▶ [WRITTEN EXERCISE] Extend the passage below on how African firms and governments can take part in the lithium-ion battery value chain, picking up after its final sentence.

I suggest the following:
1. Firms should position early
There is a window of opportunity until 2030 for African firms to prepare themselves before the sale EVs takes off. The beneficiation of minerals to battery-grade metals is an opportunity that firms can seize early. There is currently a strong desire by global firms to reduce dependence on China for LIB metals.
The diversification objective of non-Chinese firms could be served even if refined LIB metals were to be supplied by a Chinese-owned refinery in the DRC, say. Beyond 2030, the potential opportunities take on wider dimensions. Recycling of LIBs may take on greater importance and urgency by then, and thus become a lucrative opportunity for Africa. But there no point waiting. Best to start the groundwork early, ahead of the potential opportunity years later. Enterprise Singapore offices in the SADC region could help facilitate their firms position early and the government of Singapore could extend technical assistance to help African governments enact industrial policies that can facilitate greater value chain participation.
2. Governments should provide much needed support
There is much that African governments would need to do to encourage firms to add more value to LIB minerals in situ. For a start, governments should avoid imposing taxes that add to the costs of imported feedstock, for instance.
The Zambian Chambishi Metals refinery case is a cautionary tale that shows what happens when the action of the state is not aligned with its vision.
Within SADC the South African government seems to be the only one making significant efforts towards the greater African LIB GVC participation (Foli, 2020).

▶ [RECORDS]

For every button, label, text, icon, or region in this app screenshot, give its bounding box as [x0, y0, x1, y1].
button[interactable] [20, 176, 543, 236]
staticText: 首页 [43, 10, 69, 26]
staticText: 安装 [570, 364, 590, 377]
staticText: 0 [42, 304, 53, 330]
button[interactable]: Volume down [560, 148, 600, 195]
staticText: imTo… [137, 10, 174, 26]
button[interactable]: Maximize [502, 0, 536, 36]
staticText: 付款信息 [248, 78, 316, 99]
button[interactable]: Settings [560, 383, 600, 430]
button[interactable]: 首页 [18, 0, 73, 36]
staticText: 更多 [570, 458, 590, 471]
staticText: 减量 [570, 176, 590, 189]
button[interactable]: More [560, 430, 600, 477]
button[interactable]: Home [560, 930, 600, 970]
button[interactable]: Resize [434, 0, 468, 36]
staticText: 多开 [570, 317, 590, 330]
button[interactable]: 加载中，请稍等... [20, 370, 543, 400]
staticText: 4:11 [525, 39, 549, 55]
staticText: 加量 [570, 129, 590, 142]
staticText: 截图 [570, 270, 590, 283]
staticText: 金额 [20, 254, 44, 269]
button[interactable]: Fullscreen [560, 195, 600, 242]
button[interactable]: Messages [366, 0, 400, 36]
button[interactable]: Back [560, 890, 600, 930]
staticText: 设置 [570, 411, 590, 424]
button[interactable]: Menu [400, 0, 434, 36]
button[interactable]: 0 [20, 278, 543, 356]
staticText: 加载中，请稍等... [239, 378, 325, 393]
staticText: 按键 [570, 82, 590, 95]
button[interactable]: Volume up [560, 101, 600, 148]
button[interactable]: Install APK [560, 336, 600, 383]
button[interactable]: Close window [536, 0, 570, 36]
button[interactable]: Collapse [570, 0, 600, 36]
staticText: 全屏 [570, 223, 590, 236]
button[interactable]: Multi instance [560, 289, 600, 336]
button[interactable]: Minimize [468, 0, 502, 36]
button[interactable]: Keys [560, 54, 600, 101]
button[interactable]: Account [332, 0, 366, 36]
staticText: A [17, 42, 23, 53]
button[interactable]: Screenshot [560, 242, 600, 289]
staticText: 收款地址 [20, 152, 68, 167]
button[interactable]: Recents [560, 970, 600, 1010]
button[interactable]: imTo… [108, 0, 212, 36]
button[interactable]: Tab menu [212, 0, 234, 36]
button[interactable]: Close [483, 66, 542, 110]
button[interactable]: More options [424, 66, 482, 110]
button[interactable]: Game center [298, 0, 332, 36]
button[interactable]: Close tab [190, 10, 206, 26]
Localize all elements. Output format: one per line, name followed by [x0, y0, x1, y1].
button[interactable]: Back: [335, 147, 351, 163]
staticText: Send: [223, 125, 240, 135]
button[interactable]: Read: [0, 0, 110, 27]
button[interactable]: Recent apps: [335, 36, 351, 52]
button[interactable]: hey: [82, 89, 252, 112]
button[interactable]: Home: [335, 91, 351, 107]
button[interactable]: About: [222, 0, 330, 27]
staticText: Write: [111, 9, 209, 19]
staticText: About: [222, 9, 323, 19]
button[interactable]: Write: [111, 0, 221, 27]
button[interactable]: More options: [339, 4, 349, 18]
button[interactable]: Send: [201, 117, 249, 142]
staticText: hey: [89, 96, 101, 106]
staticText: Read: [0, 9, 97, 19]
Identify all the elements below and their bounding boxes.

---

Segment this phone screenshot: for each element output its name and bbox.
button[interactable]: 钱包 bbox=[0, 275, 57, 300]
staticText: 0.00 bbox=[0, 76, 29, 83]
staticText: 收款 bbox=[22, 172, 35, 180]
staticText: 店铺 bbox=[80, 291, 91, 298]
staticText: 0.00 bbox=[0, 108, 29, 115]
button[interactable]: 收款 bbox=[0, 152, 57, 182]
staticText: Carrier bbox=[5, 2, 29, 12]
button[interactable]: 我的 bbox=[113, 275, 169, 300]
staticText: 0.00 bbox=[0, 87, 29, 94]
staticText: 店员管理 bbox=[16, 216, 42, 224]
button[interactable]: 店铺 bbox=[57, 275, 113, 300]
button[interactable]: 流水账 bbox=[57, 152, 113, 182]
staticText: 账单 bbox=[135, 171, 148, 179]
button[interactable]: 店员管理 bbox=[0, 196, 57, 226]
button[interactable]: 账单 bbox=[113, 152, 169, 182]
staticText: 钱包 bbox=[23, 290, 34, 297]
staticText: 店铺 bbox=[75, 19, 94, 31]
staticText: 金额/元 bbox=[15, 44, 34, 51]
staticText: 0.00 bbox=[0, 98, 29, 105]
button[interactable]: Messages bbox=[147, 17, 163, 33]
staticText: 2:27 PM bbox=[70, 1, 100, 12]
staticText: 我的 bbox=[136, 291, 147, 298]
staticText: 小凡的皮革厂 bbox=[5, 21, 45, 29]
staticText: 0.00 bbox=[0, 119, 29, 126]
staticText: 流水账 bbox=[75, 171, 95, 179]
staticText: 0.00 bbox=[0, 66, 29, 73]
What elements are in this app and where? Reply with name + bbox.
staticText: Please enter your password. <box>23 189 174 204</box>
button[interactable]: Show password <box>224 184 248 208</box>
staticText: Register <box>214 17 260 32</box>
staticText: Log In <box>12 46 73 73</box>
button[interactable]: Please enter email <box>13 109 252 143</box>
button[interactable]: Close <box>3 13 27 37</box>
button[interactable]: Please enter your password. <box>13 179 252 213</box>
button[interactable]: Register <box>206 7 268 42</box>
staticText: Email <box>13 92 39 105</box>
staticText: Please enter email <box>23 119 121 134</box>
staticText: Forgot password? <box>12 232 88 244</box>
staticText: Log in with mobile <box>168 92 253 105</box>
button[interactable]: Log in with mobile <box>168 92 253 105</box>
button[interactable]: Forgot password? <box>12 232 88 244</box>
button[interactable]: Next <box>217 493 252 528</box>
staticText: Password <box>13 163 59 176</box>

▶ [THE RESULT]
3. Battery consortia and collaboration with Singapore
The skills and financial capacity gaps that exist can closed with foreign partnership. Synergies may exist between the Singapore Battery Consortium (SBC) and South Africa’s Energy Storage Research, Development and Innovation Consortium (RDI), for instance. These could tapped for building out certification and regulatory frameworks in Africa. SBC member firm, Green Li-ion, which recently pioneered a technology which recycles LIBs into almost 100% pure cathodes, could just as well begin exploring opportunities on the continent as it is currently doing in Dubai and China.
There may be opportunities for collaboration between Universities and think-tanks as well. SBC member, Nanyang Technological University (NTU), is already producing ground-breaking LIB research. NTU scientists have been able to successfully recover precious metals from battery waste using orange fruit peels and thereafter created functional batteries from the metals. The uYilo e-Mobility Programme at the Nelson Mandela University in Port Elizabeth, South Africa, which is also a member of the RDI could be an ideal target for a potential partnership with NTU and SBC.